# [What you are asked to do]
With the images removed, repeat the data below exactly.

************

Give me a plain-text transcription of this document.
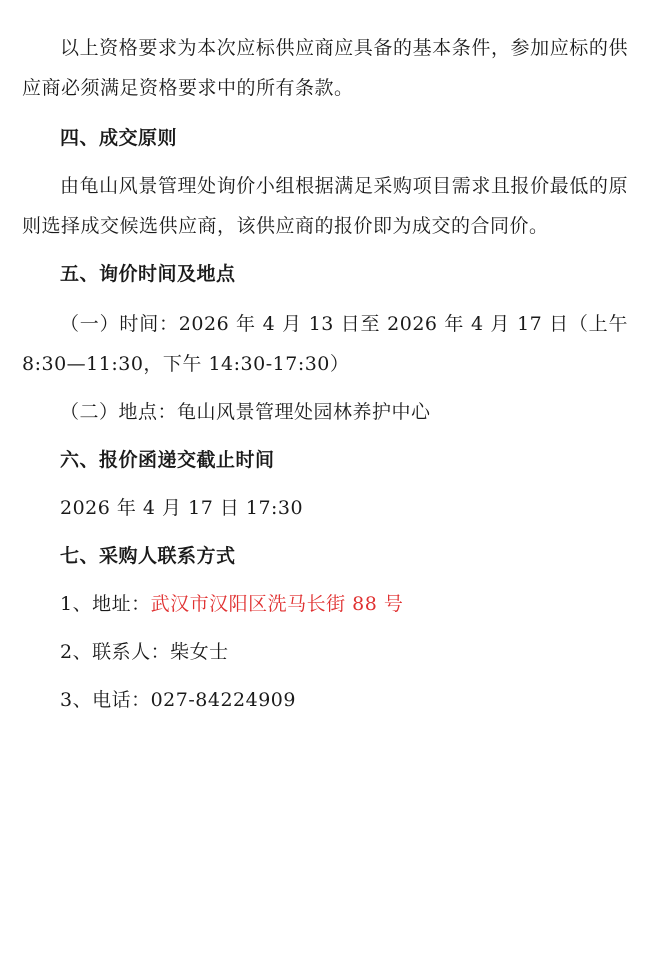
以上资格要求为本次应标供应商应具备的基本条件，参加应标的供应商必须满足资格要求中的所有条款。

四、成交原则

由龟山风景管理处询价小组根据满足采购项目需求且报价最低的原则选择成交候选供应商，该供应商的报价即为成交的合同价。

五、询价时间及地点

（一）时间：2026 年 4 月 13 日至 2026 年 4 月 17 日（上午 8:30—11:30，下午 14:30-17:30）

（二）地点：龟山风景管理处园林养护中心

六、报价函递交截止时间

2026 年 4 月 17 日 17:30

七、采购人联系方式

1、地址：武汉市汉阳区洗马长街 88 号

2、联系人：柴女士

3、电话：027-84224909
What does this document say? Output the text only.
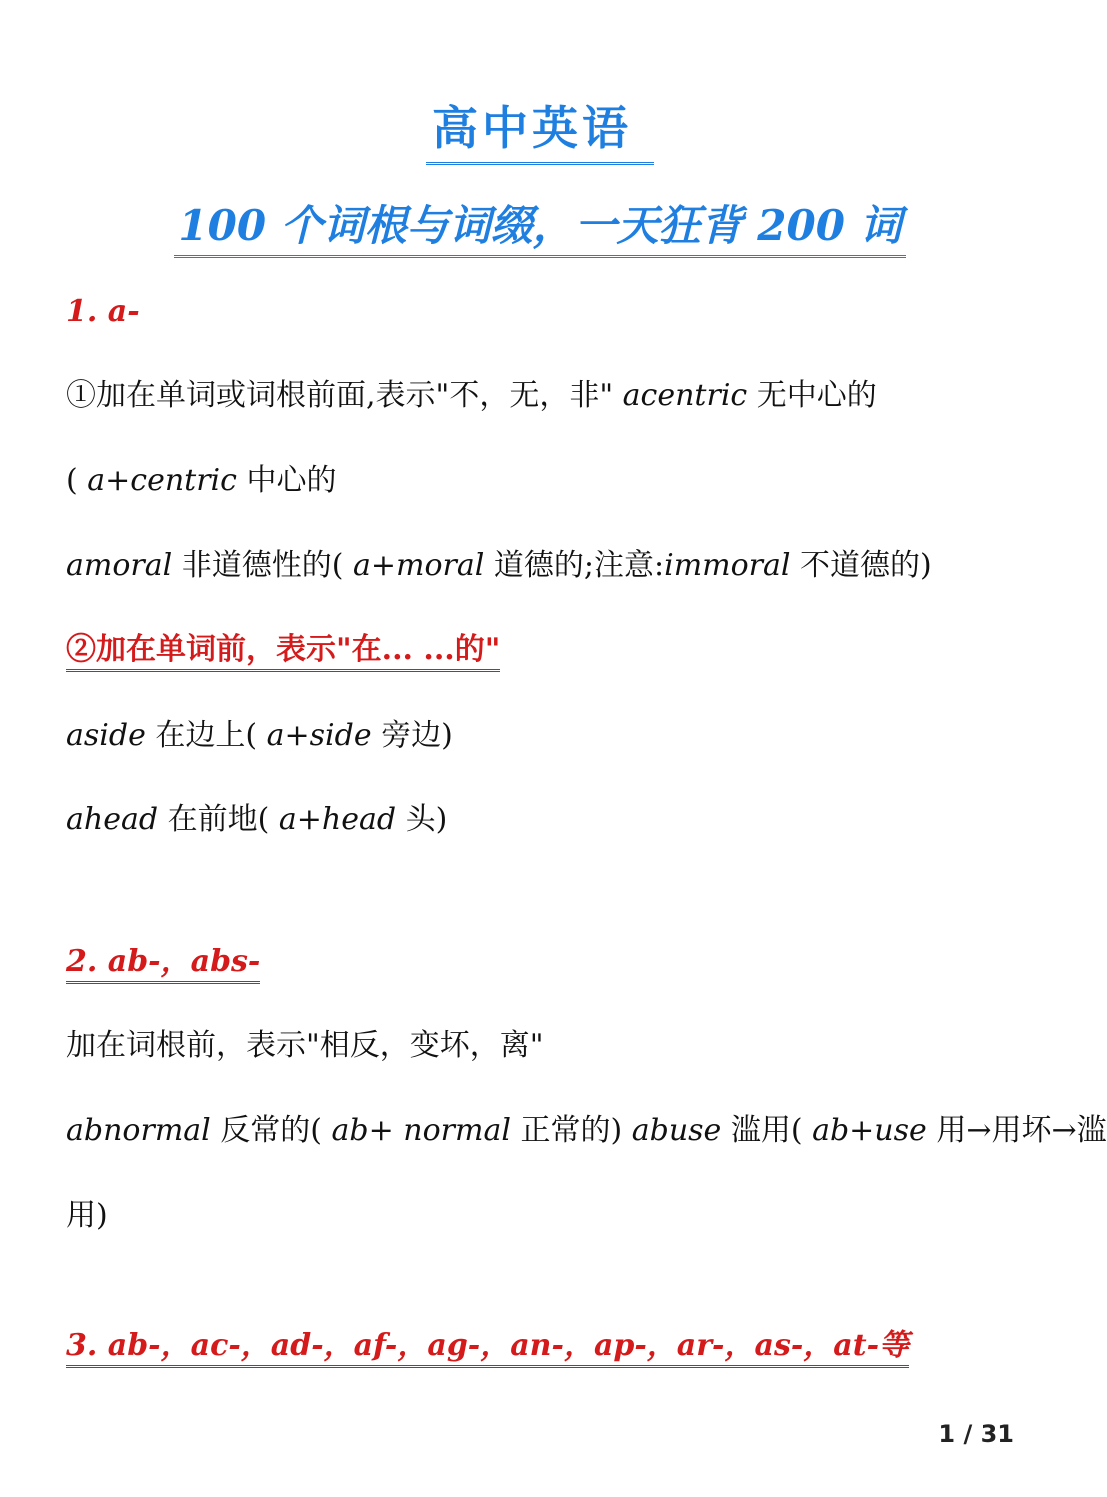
高中英语
100 个词根与词缀，一天狂背 200 词
1. a-
①加在单词或词根前面,表示"不，无，非" acentric 无中心的
( a+centric 中心的
amoral 非道德性的( a+moral 道德的;注意:immoral 不道德的)
②加在单词前，表示"在... ...的"
aside 在边上( a+side 旁边)
ahead 在前地( a+head 头)
2. ab-，abs-
加在词根前，表示"相反，变坏，离"
abnormal 反常的( ab+ normal 正常的) abuse 滥用( ab+use 用→用坏→滥
用)
3. ab-，ac-，ad-，af-，ag-，an-，ap-，ar-，as-，at-等
1 / 31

************

# [The completed task]
Give me a plain-text transcription of this document.
以上资格要求为本次应标供应商应具备的基本条件，参加应标的供应商必须满足资格要求中的所有条款。

四、成交原则

由龟山风景管理处询价小组根据满足采购项目需求且报价最低的原则选择成交候选供应商，该供应商的报价即为成交的合同价。

五、询价时间及地点

（一）时间：2026 年 4 月 13 日至 2026 年 4 月 17 日（上午 8:30—11:30，下午 14:30-17:30）

（二）地点：龟山风景管理处园林养护中心

六、报价函递交截止时间

2026 年 4 月 17 日 17:30

七、采购人联系方式

1、地址：武汉市汉阳区洗马长街 88 号

2、联系人：柴女士

3、电话：027-84224909
What does this document say? Output the text only.
高中英语
100 个词根与词缀，一天狂背 200 词
1. a-
①加在单词或词根前面,表示"不，无，非" acentric 无中心的
( a+centric 中心的
amoral 非道德性的( a+moral 道德的;注意:immoral 不道德的)
②加在单词前，表示"在... ...的"
aside 在边上( a+side 旁边)
ahead 在前地( a+head 头)
2. ab-，abs-
加在词根前，表示"相反，变坏，离"
abnormal 反常的( ab+ normal 正常的) abuse 滥用( ab+use 用→用坏→滥
用)
3. ab-，ac-，ad-，af-，ag-，an-，ap-，ar-，as-，at-等
1 / 31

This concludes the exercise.